━━━━━ SUPPLIED DATA
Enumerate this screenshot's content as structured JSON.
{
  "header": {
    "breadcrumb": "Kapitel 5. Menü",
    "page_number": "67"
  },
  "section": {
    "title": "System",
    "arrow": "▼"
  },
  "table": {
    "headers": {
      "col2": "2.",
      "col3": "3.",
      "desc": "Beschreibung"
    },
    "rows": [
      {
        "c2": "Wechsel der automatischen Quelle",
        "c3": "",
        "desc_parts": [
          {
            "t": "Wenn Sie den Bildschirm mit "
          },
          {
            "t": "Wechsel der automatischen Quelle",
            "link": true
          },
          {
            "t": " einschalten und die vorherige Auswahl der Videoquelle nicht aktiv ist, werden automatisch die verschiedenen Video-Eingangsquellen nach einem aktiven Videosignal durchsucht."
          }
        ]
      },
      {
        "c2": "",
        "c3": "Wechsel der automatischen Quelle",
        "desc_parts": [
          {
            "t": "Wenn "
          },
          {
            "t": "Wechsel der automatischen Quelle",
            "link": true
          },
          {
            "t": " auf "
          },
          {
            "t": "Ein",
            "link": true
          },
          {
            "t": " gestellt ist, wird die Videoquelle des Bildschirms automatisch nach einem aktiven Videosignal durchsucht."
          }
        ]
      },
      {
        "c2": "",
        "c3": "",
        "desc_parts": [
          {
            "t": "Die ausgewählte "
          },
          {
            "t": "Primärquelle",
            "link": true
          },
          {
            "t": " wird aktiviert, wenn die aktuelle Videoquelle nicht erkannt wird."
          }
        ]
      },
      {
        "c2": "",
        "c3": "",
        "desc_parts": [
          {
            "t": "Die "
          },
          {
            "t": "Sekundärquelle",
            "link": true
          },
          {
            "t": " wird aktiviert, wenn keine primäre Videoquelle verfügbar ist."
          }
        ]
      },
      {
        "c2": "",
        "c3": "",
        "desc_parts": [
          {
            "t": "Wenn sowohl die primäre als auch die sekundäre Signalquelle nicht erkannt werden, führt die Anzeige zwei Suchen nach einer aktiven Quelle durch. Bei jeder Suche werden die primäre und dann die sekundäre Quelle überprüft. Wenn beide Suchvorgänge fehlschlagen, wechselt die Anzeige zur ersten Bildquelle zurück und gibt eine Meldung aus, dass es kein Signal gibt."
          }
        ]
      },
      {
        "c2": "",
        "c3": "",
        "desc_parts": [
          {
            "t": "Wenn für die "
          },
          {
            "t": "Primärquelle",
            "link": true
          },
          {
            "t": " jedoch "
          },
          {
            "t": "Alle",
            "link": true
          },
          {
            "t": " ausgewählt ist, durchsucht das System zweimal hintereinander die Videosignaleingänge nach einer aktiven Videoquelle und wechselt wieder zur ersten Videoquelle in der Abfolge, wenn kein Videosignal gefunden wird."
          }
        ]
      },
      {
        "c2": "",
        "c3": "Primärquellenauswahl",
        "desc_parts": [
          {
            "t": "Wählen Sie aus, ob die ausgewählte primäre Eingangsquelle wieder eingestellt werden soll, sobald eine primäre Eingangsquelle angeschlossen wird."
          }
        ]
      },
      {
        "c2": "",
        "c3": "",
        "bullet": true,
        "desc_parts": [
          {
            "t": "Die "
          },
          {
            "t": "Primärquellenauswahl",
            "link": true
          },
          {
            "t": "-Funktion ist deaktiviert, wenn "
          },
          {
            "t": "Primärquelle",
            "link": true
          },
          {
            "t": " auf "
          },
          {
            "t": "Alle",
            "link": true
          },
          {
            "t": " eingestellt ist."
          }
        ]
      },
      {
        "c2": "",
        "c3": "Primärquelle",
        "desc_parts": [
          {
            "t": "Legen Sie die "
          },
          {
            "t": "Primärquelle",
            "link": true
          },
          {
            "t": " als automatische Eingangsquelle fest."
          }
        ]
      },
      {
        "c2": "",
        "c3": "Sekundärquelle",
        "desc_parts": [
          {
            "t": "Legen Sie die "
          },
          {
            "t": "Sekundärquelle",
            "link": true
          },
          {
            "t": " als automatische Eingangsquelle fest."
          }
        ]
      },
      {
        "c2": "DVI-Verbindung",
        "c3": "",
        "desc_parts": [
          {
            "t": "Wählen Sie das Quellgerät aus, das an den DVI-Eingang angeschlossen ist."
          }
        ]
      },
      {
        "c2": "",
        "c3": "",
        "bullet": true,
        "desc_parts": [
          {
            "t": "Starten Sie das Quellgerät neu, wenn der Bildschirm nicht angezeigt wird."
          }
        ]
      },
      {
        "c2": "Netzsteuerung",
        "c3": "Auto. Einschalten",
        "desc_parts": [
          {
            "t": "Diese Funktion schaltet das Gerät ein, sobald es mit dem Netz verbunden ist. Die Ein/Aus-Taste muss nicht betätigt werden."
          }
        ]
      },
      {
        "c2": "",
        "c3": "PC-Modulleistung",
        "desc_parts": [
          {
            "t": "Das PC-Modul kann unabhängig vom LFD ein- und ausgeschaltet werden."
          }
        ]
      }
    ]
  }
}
━━━━━━━━━━
EXERCISE DESCRIPTION
Produce a verbatim transcription of the entries above.

ANSWER FOR THIS EXERCISE
Enumerate this screenshot's content as structured JSON.
{
  "header": {
    "breadcrumb": "Kapitel 5. Menü",
    "page_number": "67"
  },
  "section": {
    "title": "System",
    "arrow": "▼"
  },
  "table": {
    "headers": {
      "col2": "2.",
      "col3": "3.",
      "desc": "Beschreibung"
    },
    "rows": [
      {
        "c2": "Wechsel der automatischen Quelle",
        "c3": "",
        "desc_parts": [
          {
            "t": "Wenn Sie den Bildschirm mit "
          },
          {
            "t": "Wechsel der automatischen Quelle",
            "link": true
          },
          {
            "t": " einschalten und die vorherige Auswahl der Videoquelle nicht aktiv ist, werden automatisch die verschiedenen Video-Eingangsquellen nach einem aktiven Videosignal durchsucht."
          }
        ]
      },
      {
        "c2": "",
        "c3": "Wechsel der automatischen Quelle",
        "desc_parts": [
          {
            "t": "Wenn "
          },
          {
            "t": "Wechsel der automatischen Quelle",
            "link": true
          },
          {
            "t": " auf "
          },
          {
            "t": "Ein",
            "link": true
          },
          {
            "t": " gestellt ist, wird die Videoquelle des Bildschirms automatisch nach einem aktiven Videosignal durchsucht."
          }
        ]
      },
      {
        "c2": "",
        "c3": "",
        "desc_parts": [
          {
            "t": "Die ausgewählte "
          },
          {
            "t": "Primärquelle",
            "link": true
          },
          {
            "t": " wird aktiviert, wenn die aktuelle Videoquelle nicht erkannt wird."
          }
        ]
      },
      {
        "c2": "",
        "c3": "",
        "desc_parts": [
          {
            "t": "Die "
          },
          {
            "t": "Sekundärquelle",
            "link": true
          },
          {
            "t": " wird aktiviert, wenn keine primäre Videoquelle verfügbar ist."
          }
        ]
      },
      {
        "c2": "",
        "c3": "",
        "desc_parts": [
          {
            "t": "Wenn sowohl die primäre als auch die sekundäre Signalquelle nicht erkannt werden, führt die Anzeige zwei Suchen nach einer aktiven Quelle durch. Bei jeder Suche werden die primäre und dann die sekundäre Quelle überprüft. Wenn beide Suchvorgänge fehlschlagen, wechselt die Anzeige zur ersten Bildquelle zurück und gibt eine Meldung aus, dass es kein Signal gibt."
          }
        ]
      },
      {
        "c2": "",
        "c3": "",
        "desc_parts": [
          {
            "t": "Wenn für die "
          },
          {
            "t": "Primärquelle",
            "link": true
          },
          {
            "t": " jedoch "
          },
          {
            "t": "Alle",
            "link": true
          },
          {
            "t": " ausgewählt ist, durchsucht das System zweimal hintereinander die Videosignaleingänge nach einer aktiven Videoquelle und wechselt wieder zur ersten Videoquelle in der Abfolge, wenn kein Videosignal gefunden wird."
          }
        ]
      },
      {
        "c2": "",
        "c3": "Primärquellenauswahl",
        "desc_parts": [
          {
            "t": "Wählen Sie aus, ob die ausgewählte primäre Eingangsquelle wieder eingestellt werden soll, sobald eine primäre Eingangsquelle angeschlossen wird."
          }
        ]
      },
      {
        "c2": "",
        "c3": "",
        "bullet": true,
        "desc_parts": [
          {
            "t": "Die "
          },
          {
            "t": "Primärquellenauswahl",
            "link": true
          },
          {
            "t": "-Funktion ist deaktiviert, wenn "
          },
          {
            "t": "Primärquelle",
            "link": true
          },
          {
            "t": " auf "
          },
          {
            "t": "Alle",
            "link": true
          },
          {
            "t": " eingestellt ist."
          }
        ]
      },
      {
        "c2": "",
        "c3": "Primärquelle",
        "desc_parts": [
          {
            "t": "Legen Sie die "
          },
          {
            "t": "Primärquelle",
            "link": true
          },
          {
            "t": " als automatische Eingangsquelle fest."
          }
        ]
      },
      {
        "c2": "",
        "c3": "Sekundärquelle",
        "desc_parts": [
          {
            "t": "Legen Sie die "
          },
          {
            "t": "Sekundärquelle",
            "link": true
          },
          {
            "t": " als automatische Eingangsquelle fest."
          }
        ]
      },
      {
        "c2": "DVI-Verbindung",
        "c3": "",
        "desc_parts": [
          {
            "t": "Wählen Sie das Quellgerät aus, das an den DVI-Eingang angeschlossen ist."
          }
        ]
      },
      {
        "c2": "",
        "c3": "",
        "bullet": true,
        "desc_parts": [
          {
            "t": "Starten Sie das Quellgerät neu, wenn der Bildschirm nicht angezeigt wird."
          }
        ]
      },
      {
        "c2": "Netzsteuerung",
        "c3": "Auto. Einschalten",
        "desc_parts": [
          {
            "t": "Diese Funktion schaltet das Gerät ein, sobald es mit dem Netz verbunden ist. Die Ein/Aus-Taste muss nicht betätigt werden."
          }
        ]
      },
      {
        "c2": "",
        "c3": "PC-Modulleistung",
        "desc_parts": [
          {
            "t": "Das PC-Modul kann unabhängig vom LFD ein- und ausgeschaltet werden."
          }
        ]
      }
    ]
  }
}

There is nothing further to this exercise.